##### DATA EXTRACT #####

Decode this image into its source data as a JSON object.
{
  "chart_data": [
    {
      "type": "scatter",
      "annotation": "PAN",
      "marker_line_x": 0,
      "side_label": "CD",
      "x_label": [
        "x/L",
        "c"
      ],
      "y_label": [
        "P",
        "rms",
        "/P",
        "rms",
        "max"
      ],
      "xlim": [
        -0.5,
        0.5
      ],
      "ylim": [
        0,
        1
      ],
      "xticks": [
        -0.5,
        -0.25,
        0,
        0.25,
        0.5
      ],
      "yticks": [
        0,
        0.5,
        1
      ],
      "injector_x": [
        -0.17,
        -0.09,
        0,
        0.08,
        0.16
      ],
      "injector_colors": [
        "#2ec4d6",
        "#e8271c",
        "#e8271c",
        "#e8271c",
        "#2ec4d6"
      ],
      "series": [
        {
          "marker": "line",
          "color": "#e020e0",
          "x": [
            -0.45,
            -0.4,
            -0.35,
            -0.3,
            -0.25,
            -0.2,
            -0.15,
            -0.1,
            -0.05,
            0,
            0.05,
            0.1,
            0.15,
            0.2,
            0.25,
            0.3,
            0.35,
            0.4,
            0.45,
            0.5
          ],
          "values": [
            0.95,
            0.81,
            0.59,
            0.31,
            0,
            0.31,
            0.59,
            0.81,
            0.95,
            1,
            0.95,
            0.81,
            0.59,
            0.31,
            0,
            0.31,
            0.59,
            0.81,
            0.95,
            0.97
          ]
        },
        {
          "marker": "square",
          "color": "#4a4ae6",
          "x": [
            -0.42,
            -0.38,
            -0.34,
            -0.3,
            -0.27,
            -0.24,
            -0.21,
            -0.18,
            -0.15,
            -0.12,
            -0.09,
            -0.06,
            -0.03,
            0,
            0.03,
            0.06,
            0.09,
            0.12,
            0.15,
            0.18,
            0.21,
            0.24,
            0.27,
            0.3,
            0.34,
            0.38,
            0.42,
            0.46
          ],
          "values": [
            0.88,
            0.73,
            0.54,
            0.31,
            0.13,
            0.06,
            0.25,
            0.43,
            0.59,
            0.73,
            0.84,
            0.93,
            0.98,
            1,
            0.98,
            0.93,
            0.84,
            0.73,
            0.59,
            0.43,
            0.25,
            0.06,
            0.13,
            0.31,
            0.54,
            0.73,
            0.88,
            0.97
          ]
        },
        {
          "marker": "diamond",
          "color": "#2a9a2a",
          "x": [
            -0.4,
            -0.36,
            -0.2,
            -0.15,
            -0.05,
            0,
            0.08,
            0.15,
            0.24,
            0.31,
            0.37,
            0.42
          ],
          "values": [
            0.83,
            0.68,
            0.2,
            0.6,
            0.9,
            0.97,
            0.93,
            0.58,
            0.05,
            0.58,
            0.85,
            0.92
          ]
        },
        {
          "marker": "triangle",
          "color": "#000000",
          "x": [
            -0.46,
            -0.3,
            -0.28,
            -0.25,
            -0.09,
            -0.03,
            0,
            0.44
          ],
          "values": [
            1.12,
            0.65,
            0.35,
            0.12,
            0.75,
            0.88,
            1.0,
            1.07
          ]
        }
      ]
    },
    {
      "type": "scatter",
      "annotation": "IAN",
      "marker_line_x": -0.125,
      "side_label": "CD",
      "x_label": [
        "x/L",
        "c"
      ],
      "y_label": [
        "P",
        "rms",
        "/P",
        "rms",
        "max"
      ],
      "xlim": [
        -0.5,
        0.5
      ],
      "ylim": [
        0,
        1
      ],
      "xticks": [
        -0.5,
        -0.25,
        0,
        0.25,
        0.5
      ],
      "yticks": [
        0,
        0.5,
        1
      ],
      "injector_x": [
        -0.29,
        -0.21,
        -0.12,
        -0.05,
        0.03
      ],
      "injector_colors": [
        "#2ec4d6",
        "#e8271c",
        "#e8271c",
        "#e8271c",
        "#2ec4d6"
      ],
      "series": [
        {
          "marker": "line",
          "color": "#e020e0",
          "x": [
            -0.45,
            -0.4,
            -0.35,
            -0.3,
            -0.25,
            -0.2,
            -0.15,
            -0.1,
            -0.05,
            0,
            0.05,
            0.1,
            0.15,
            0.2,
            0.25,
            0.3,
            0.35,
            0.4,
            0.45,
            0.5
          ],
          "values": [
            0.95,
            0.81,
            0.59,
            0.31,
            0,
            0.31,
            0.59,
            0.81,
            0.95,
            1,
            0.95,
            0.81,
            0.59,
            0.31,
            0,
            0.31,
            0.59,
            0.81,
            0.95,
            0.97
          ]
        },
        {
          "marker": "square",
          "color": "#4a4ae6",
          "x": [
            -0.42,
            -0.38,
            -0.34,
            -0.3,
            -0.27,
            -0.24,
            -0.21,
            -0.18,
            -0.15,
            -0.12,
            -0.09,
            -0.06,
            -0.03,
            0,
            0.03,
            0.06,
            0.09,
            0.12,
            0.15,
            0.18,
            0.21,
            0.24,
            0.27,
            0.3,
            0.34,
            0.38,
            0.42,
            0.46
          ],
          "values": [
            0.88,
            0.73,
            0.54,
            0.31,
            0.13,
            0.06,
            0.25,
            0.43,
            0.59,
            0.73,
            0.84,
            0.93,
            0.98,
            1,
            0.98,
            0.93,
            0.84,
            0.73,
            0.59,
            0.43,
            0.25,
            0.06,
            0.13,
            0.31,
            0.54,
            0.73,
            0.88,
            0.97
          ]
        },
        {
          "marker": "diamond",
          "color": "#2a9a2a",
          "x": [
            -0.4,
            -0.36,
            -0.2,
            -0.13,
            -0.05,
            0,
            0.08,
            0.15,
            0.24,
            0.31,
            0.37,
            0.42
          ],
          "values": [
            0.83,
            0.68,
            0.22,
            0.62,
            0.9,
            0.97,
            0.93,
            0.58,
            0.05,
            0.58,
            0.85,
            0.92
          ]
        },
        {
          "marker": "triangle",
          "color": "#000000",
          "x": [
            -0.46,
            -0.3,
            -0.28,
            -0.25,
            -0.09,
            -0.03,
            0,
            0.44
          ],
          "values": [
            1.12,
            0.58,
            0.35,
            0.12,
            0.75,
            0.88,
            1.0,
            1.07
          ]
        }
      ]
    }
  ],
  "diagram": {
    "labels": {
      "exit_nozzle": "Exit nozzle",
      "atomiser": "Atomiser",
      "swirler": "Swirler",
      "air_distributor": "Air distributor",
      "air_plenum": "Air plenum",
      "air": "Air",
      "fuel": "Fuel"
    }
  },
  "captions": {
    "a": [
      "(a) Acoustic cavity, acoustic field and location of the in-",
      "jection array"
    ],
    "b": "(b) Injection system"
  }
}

#####

→ **WHAT THE TASK REQUIRES**
Take the entries above and copy them out exactly.

→ **EXERCISE ANSWER**
Decode this image into its source data as a JSON object.
{
  "chart_data": [
    {
      "type": "scatter",
      "annotation": "PAN",
      "marker_line_x": 0,
      "side_label": "CD",
      "x_label": [
        "x/L",
        "c"
      ],
      "y_label": [
        "P",
        "rms",
        "/P",
        "rms",
        "max"
      ],
      "xlim": [
        -0.5,
        0.5
      ],
      "ylim": [
        0,
        1
      ],
      "xticks": [
        -0.5,
        -0.25,
        0,
        0.25,
        0.5
      ],
      "yticks": [
        0,
        0.5,
        1
      ],
      "injector_x": [
        -0.17,
        -0.09,
        0,
        0.08,
        0.16
      ],
      "injector_colors": [
        "#2ec4d6",
        "#e8271c",
        "#e8271c",
        "#e8271c",
        "#2ec4d6"
      ],
      "series": [
        {
          "marker": "line",
          "color": "#e020e0",
          "x": [
            -0.45,
            -0.4,
            -0.35,
            -0.3,
            -0.25,
            -0.2,
            -0.15,
            -0.1,
            -0.05,
            0,
            0.05,
            0.1,
            0.15,
            0.2,
            0.25,
            0.3,
            0.35,
            0.4,
            0.45,
            0.5
          ],
          "values": [
            0.95,
            0.81,
            0.59,
            0.31,
            0,
            0.31,
            0.59,
            0.81,
            0.95,
            1,
            0.95,
            0.81,
            0.59,
            0.31,
            0,
            0.31,
            0.59,
            0.81,
            0.95,
            0.97
          ]
        },
        {
          "marker": "square",
          "color": "#4a4ae6",
          "x": [
            -0.42,
            -0.38,
            -0.34,
            -0.3,
            -0.27,
            -0.24,
            -0.21,
            -0.18,
            -0.15,
            -0.12,
            -0.09,
            -0.06,
            -0.03,
            0,
            0.03,
            0.06,
            0.09,
            0.12,
            0.15,
            0.18,
            0.21,
            0.24,
            0.27,
            0.3,
            0.34,
            0.38,
            0.42,
            0.46
          ],
          "values": [
            0.88,
            0.73,
            0.54,
            0.31,
            0.13,
            0.06,
            0.25,
            0.43,
            0.59,
            0.73,
            0.84,
            0.93,
            0.98,
            1,
            0.98,
            0.93,
            0.84,
            0.73,
            0.59,
            0.43,
            0.25,
            0.06,
            0.13,
            0.31,
            0.54,
            0.73,
            0.88,
            0.97
          ]
        },
        {
          "marker": "diamond",
          "color": "#2a9a2a",
          "x": [
            -0.4,
            -0.36,
            -0.2,
            -0.15,
            -0.05,
            0,
            0.08,
            0.15,
            0.24,
            0.31,
            0.37,
            0.42
          ],
          "values": [
            0.83,
            0.68,
            0.2,
            0.6,
            0.9,
            0.97,
            0.93,
            0.58,
            0.05,
            0.58,
            0.85,
            0.92
          ]
        },
        {
          "marker": "triangle",
          "color": "#000000",
          "x": [
            -0.46,
            -0.3,
            -0.28,
            -0.25,
            -0.09,
            -0.03,
            0,
            0.44
          ],
          "values": [
            1.12,
            0.65,
            0.35,
            0.12,
            0.75,
            0.88,
            1.0,
            1.07
          ]
        }
      ]
    },
    {
      "type": "scatter",
      "annotation": "IAN",
      "marker_line_x": -0.125,
      "side_label": "CD",
      "x_label": [
        "x/L",
        "c"
      ],
      "y_label": [
        "P",
        "rms",
        "/P",
        "rms",
        "max"
      ],
      "xlim": [
        -0.5,
        0.5
      ],
      "ylim": [
        0,
        1
      ],
      "xticks": [
        -0.5,
        -0.25,
        0,
        0.25,
        0.5
      ],
      "yticks": [
        0,
        0.5,
        1
      ],
      "injector_x": [
        -0.29,
        -0.21,
        -0.12,
        -0.05,
        0.03
      ],
      "injector_colors": [
        "#2ec4d6",
        "#e8271c",
        "#e8271c",
        "#e8271c",
        "#2ec4d6"
      ],
      "series": [
        {
          "marker": "line",
          "color": "#e020e0",
          "x": [
            -0.45,
            -0.4,
            -0.35,
            -0.3,
            -0.25,
            -0.2,
            -0.15,
            -0.1,
            -0.05,
            0,
            0.05,
            0.1,
            0.15,
            0.2,
            0.25,
            0.3,
            0.35,
            0.4,
            0.45,
            0.5
          ],
          "values": [
            0.95,
            0.81,
            0.59,
            0.31,
            0,
            0.31,
            0.59,
            0.81,
            0.95,
            1,
            0.95,
            0.81,
            0.59,
            0.31,
            0,
            0.31,
            0.59,
            0.81,
            0.95,
            0.97
          ]
        },
        {
          "marker": "square",
          "color": "#4a4ae6",
          "x": [
            -0.42,
            -0.38,
            -0.34,
            -0.3,
            -0.27,
            -0.24,
            -0.21,
            -0.18,
            -0.15,
            -0.12,
            -0.09,
            -0.06,
            -0.03,
            0,
            0.03,
            0.06,
            0.09,
            0.12,
            0.15,
            0.18,
            0.21,
            0.24,
            0.27,
            0.3,
            0.34,
            0.38,
            0.42,
            0.46
          ],
          "values": [
            0.88,
            0.73,
            0.54,
            0.31,
            0.13,
            0.06,
            0.25,
            0.43,
            0.59,
            0.73,
            0.84,
            0.93,
            0.98,
            1,
            0.98,
            0.93,
            0.84,
            0.73,
            0.59,
            0.43,
            0.25,
            0.06,
            0.13,
            0.31,
            0.54,
            0.73,
            0.88,
            0.97
          ]
        },
        {
          "marker": "diamond",
          "color": "#2a9a2a",
          "x": [
            -0.4,
            -0.36,
            -0.2,
            -0.13,
            -0.05,
            0,
            0.08,
            0.15,
            0.24,
            0.31,
            0.37,
            0.42
          ],
          "values": [
            0.83,
            0.68,
            0.22,
            0.62,
            0.9,
            0.97,
            0.93,
            0.58,
            0.05,
            0.58,
            0.85,
            0.92
          ]
        },
        {
          "marker": "triangle",
          "color": "#000000",
          "x": [
            -0.46,
            -0.3,
            -0.28,
            -0.25,
            -0.09,
            -0.03,
            0,
            0.44
          ],
          "values": [
            1.12,
            0.58,
            0.35,
            0.12,
            0.75,
            0.88,
            1.0,
            1.07
          ]
        }
      ]
    }
  ],
  "diagram": {
    "labels": {
      "exit_nozzle": "Exit nozzle",
      "atomiser": "Atomiser",
      "swirler": "Swirler",
      "air_distributor": "Air distributor",
      "air_plenum": "Air plenum",
      "air": "Air",
      "fuel": "Fuel"
    }
  },
  "captions": {
    "a": [
      "(a) Acoustic cavity, acoustic field and location of the in-",
      "jection array"
    ],
    "b": "(b) Injection system"
  }
}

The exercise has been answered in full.